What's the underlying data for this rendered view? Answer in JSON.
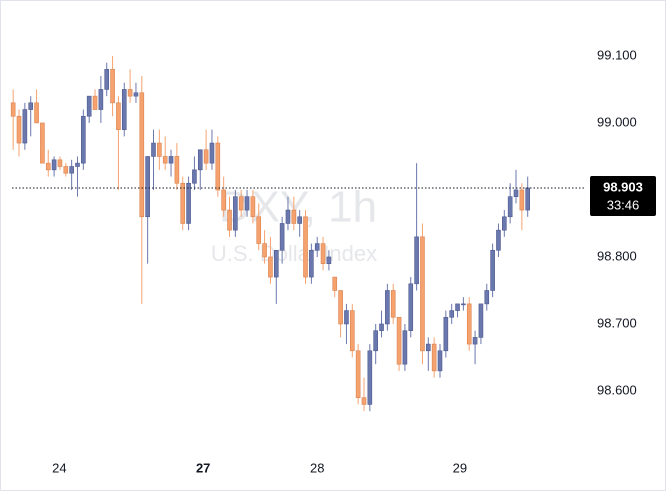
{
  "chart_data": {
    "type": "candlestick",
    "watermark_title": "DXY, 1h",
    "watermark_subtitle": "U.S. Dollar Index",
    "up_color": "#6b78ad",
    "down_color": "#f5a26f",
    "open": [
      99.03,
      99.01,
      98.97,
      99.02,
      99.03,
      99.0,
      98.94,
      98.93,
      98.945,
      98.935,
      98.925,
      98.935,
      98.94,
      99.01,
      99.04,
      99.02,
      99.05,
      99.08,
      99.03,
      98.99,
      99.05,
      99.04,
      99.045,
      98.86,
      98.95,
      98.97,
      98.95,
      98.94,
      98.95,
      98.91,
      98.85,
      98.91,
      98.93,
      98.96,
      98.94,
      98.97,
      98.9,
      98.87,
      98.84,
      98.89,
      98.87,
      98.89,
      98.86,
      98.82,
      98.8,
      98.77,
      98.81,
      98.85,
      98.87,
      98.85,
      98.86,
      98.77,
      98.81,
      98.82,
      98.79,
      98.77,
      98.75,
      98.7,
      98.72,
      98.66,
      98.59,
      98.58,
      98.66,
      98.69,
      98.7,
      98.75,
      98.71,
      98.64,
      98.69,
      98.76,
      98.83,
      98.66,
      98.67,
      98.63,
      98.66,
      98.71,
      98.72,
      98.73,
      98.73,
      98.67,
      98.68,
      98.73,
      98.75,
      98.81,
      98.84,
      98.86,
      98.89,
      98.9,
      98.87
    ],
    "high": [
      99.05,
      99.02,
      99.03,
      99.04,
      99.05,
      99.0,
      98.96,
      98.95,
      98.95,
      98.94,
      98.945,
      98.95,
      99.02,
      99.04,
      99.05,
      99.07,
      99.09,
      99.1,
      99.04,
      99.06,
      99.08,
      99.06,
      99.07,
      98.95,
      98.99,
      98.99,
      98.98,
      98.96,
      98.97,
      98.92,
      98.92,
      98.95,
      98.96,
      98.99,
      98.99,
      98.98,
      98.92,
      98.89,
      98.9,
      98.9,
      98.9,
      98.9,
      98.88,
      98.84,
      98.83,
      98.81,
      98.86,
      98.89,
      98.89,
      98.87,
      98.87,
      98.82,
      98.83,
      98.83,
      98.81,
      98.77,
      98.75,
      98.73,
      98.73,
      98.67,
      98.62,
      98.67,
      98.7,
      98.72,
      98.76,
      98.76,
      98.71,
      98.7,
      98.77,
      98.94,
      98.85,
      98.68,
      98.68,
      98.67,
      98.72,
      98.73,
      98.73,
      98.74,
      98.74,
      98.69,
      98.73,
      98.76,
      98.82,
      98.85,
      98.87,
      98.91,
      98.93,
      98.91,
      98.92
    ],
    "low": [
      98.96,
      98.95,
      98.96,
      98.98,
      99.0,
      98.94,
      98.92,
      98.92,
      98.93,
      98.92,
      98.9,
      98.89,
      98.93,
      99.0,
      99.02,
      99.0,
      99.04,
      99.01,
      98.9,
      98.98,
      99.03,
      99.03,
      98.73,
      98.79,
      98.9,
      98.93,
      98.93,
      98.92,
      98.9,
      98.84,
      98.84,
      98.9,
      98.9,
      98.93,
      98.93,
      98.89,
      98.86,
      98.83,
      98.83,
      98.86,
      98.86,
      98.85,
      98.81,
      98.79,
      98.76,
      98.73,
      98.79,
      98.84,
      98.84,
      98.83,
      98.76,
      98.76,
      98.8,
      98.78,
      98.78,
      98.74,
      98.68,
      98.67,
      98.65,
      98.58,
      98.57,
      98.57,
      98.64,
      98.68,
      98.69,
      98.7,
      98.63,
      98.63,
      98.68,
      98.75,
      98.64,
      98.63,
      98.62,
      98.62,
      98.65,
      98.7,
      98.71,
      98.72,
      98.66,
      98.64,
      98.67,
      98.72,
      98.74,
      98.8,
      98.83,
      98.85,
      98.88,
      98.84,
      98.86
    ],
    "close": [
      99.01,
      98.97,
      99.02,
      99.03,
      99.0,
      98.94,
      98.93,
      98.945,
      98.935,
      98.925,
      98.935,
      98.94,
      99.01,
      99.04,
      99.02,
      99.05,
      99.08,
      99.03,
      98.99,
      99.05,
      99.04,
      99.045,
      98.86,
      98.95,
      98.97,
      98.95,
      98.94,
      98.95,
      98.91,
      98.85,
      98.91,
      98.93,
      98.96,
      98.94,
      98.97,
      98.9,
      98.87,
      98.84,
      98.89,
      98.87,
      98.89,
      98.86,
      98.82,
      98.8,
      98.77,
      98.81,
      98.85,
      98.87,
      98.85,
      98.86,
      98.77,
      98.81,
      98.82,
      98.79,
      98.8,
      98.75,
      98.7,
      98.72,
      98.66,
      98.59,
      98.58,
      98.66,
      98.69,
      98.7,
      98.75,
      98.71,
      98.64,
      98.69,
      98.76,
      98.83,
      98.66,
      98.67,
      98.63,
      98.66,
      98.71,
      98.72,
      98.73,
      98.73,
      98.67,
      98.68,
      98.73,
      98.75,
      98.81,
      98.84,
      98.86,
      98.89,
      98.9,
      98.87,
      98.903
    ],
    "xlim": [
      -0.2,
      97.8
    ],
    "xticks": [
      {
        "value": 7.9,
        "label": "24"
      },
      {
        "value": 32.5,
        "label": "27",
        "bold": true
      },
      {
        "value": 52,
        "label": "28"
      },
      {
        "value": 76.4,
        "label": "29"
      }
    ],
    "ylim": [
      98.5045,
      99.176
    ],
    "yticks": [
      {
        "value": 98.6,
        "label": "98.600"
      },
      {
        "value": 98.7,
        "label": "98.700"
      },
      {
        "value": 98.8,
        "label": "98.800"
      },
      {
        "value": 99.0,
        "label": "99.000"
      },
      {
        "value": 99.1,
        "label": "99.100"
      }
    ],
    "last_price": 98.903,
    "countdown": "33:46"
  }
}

Request ▸ Write down every line of the data above that includes the string "value".

Result of the exercise ▸
        "value": 7.9,
        "value": 32.5,
        "value": 52,
        "value": 76.4,
        "value": 98.6,
        "value": 98.7,
        "value": 98.8,
        "value": 99.0,
        "value": 99.1,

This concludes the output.